**Given task**
Write out each entry below word for word, leaving out the pictures.

-*-*-

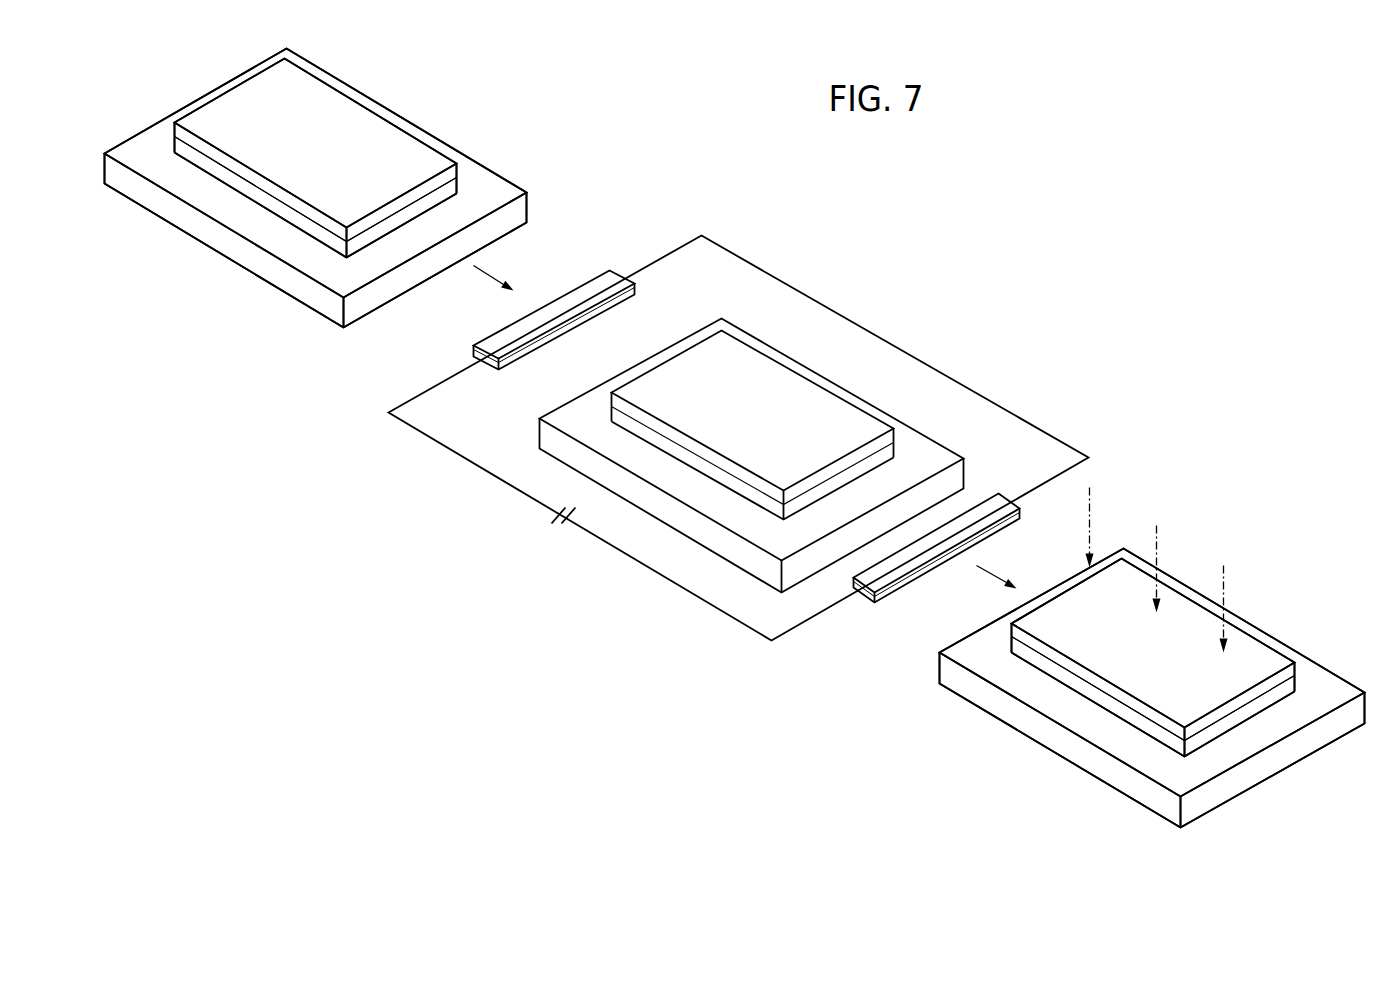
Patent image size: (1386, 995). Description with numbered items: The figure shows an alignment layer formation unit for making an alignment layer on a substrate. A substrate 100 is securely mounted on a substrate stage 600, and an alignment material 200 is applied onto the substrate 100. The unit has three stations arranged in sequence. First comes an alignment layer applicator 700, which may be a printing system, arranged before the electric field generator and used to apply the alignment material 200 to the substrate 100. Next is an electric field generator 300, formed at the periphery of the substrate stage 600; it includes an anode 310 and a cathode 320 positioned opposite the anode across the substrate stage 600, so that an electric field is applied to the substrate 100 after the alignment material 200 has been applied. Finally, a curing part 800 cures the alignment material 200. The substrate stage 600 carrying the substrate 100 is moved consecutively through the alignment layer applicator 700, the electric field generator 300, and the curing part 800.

The substrate 100 is at (263, 198).
The alignment material 200 is at (238, 170).
The electric field generator 300 is at (548, 556).
The anode 310 is at (599, 285).
The cathode 320 is at (989, 508).
The substrate stage 600 is at (492, 181).
The alignment layer applicator 700 is at (262, 335).
The curing part 800 is at (1050, 787).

-*-*-

**Task response**
Patent image size: (1386, 995). Description with numbered items: The figure shows an alignment layer formation unit for making an alignment layer on a substrate. A substrate 100 is securely mounted on a substrate stage 600, and an alignment material 200 is applied onto the substrate 100. The unit has three stations arranged in sequence. First comes an alignment layer applicator 700, which may be a printing system, arranged before the electric field generator and used to apply the alignment material 200 to the substrate 100. Next is an electric field generator 300, formed at the periphery of the substrate stage 600; it includes an anode 310 and a cathode 320 positioned opposite the anode across the substrate stage 600, so that an electric field is applied to the substrate 100 after the alignment material 200 has been applied. Finally, a curing part 800 cures the alignment material 200. The substrate stage 600 carrying the substrate 100 is moved consecutively through the alignment layer applicator 700, the electric field generator 300, and the curing part 800.

The substrate 100 is at (263, 198).
The alignment material 200 is at (238, 170).
The electric field generator 300 is at (548, 556).
The anode 310 is at (599, 285).
The cathode 320 is at (989, 508).
The substrate stage 600 is at (492, 181).
The alignment layer applicator 700 is at (262, 335).
The curing part 800 is at (1050, 787).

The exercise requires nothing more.